▶ Task goal: Locate each line of the material that contains "scale", then return it.

☆ ☆ ☆ ☆ ☆

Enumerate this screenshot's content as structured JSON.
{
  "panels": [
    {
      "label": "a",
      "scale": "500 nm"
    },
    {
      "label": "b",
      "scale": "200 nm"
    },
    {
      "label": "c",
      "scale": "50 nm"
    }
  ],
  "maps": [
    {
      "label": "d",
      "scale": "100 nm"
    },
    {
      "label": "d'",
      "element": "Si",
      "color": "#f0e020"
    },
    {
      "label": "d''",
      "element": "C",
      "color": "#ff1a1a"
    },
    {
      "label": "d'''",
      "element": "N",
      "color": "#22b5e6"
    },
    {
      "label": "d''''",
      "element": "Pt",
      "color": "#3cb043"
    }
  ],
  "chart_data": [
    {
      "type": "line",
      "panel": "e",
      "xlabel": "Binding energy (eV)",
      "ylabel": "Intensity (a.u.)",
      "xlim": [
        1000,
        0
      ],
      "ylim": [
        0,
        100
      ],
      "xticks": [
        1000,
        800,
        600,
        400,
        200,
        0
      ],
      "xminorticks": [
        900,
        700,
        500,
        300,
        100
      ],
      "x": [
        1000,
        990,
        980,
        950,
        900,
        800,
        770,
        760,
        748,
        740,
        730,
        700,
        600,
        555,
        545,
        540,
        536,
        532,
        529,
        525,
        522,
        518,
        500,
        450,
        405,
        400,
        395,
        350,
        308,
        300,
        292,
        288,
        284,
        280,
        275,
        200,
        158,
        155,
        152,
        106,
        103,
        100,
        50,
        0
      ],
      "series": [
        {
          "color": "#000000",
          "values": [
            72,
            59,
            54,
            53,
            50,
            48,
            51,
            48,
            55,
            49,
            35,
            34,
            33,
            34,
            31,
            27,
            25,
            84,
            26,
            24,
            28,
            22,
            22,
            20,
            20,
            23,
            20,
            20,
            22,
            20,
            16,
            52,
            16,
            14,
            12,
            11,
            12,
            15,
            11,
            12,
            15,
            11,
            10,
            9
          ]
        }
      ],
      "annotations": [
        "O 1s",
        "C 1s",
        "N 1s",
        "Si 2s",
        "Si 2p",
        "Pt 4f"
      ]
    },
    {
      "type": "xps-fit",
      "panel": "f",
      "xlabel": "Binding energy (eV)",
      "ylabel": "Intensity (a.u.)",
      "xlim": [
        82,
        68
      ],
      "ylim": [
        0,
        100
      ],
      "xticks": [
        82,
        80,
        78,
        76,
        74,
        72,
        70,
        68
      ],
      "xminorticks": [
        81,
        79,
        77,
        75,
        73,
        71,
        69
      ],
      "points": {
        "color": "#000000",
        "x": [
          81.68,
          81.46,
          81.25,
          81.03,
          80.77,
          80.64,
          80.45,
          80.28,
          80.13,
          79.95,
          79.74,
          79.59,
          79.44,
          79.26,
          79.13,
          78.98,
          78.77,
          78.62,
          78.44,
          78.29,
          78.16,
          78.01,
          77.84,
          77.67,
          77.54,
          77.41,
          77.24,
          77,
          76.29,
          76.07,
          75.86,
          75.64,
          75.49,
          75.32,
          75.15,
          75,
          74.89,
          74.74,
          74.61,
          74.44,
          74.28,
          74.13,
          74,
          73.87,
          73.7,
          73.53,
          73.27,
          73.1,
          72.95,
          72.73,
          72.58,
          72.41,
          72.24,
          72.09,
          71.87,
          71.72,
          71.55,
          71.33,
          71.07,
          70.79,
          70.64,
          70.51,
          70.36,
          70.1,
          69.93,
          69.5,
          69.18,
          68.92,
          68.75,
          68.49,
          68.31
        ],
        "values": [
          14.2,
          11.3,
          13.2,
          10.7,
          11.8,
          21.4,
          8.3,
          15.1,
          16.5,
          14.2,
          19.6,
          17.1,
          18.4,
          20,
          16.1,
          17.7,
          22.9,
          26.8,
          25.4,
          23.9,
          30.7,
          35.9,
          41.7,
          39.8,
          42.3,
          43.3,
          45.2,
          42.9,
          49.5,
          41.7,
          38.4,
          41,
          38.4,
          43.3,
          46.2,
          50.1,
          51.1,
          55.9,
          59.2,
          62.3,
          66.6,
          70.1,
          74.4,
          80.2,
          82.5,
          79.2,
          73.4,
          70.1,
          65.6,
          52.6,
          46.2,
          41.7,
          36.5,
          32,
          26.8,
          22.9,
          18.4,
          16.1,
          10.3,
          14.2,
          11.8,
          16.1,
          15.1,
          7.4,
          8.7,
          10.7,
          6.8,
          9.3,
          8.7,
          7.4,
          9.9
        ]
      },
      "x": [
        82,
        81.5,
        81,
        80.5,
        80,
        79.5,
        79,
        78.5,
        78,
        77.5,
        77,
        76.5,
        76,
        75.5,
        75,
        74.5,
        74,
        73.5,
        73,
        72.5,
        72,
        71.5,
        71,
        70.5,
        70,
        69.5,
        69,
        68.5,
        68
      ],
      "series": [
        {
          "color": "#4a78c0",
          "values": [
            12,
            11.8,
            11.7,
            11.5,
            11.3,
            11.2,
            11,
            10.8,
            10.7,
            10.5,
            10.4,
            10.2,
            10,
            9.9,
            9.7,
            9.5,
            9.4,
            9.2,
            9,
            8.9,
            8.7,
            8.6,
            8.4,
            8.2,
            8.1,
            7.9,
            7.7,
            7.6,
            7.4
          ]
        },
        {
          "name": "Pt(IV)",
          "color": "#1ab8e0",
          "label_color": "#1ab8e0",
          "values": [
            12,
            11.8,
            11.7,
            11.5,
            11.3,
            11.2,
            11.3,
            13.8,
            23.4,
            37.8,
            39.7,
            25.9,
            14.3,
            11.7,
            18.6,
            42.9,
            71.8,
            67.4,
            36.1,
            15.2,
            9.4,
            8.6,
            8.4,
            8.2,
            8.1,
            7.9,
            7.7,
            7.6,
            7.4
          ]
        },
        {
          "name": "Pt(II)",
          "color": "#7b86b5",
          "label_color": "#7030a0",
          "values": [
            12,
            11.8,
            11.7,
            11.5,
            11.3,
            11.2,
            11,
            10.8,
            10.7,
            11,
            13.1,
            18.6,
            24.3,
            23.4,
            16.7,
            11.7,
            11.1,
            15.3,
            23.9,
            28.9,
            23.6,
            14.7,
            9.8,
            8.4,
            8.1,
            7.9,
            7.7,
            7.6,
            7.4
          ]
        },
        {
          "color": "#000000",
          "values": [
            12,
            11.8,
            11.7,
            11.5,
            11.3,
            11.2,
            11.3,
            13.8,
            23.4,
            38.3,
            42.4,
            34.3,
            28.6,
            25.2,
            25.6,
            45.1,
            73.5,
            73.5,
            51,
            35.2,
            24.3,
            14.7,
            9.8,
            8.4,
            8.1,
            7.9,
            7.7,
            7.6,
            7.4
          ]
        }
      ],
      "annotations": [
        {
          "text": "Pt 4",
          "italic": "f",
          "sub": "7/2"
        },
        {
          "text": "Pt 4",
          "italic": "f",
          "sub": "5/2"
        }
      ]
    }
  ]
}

☆ ☆ ☆ ☆ ☆

▶ Final result:
      "scale": "500 nm"
      "scale": "200 nm"
      "scale": "50 nm"
      "scale": "100 nm"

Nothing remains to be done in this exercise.